Input material:

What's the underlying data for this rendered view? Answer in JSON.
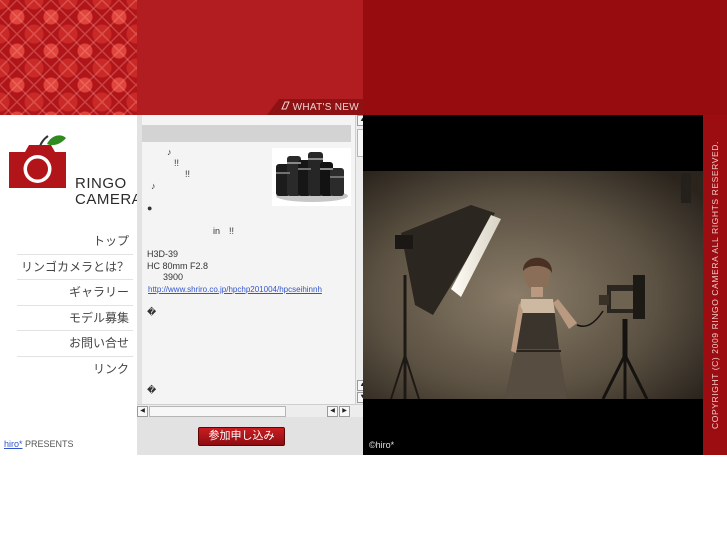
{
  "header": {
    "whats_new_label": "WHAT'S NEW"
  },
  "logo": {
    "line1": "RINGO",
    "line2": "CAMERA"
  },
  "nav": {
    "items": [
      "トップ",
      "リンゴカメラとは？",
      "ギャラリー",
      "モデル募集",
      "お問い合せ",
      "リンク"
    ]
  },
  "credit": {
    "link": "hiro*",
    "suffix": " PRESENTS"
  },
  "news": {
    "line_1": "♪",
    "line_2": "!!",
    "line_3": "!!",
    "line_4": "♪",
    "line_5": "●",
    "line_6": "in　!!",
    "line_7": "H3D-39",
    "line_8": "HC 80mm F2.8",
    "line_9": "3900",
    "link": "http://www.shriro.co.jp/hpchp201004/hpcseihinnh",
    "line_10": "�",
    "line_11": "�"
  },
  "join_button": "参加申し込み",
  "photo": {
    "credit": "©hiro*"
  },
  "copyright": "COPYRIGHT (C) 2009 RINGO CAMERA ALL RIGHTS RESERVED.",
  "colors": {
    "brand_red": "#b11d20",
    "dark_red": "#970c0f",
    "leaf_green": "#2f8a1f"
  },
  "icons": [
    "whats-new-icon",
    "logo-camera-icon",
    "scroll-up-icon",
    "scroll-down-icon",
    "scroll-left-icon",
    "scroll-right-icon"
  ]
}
--
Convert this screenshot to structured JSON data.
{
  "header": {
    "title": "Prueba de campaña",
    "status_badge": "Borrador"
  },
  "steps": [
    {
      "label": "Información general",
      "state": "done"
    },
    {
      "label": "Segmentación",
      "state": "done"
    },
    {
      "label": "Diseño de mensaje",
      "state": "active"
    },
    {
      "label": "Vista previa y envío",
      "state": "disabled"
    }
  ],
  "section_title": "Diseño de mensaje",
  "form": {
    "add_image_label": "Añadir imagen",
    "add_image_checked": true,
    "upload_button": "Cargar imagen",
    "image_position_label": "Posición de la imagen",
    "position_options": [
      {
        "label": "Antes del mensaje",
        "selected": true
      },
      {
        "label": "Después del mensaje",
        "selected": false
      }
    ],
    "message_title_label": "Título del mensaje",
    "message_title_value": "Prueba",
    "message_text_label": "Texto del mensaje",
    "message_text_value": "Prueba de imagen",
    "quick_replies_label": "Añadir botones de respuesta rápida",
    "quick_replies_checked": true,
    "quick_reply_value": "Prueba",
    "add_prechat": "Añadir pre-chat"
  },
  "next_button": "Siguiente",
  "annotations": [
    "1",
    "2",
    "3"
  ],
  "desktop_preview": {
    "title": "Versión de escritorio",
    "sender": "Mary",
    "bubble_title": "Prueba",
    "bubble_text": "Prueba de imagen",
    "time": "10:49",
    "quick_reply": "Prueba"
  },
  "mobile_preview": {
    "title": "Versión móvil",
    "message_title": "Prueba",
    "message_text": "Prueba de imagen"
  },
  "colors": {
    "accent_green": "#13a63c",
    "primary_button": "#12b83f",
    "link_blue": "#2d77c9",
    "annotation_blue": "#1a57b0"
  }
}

What is required: In the entries above, count each line holding "true" and report the total and nothing more.

Task result: 3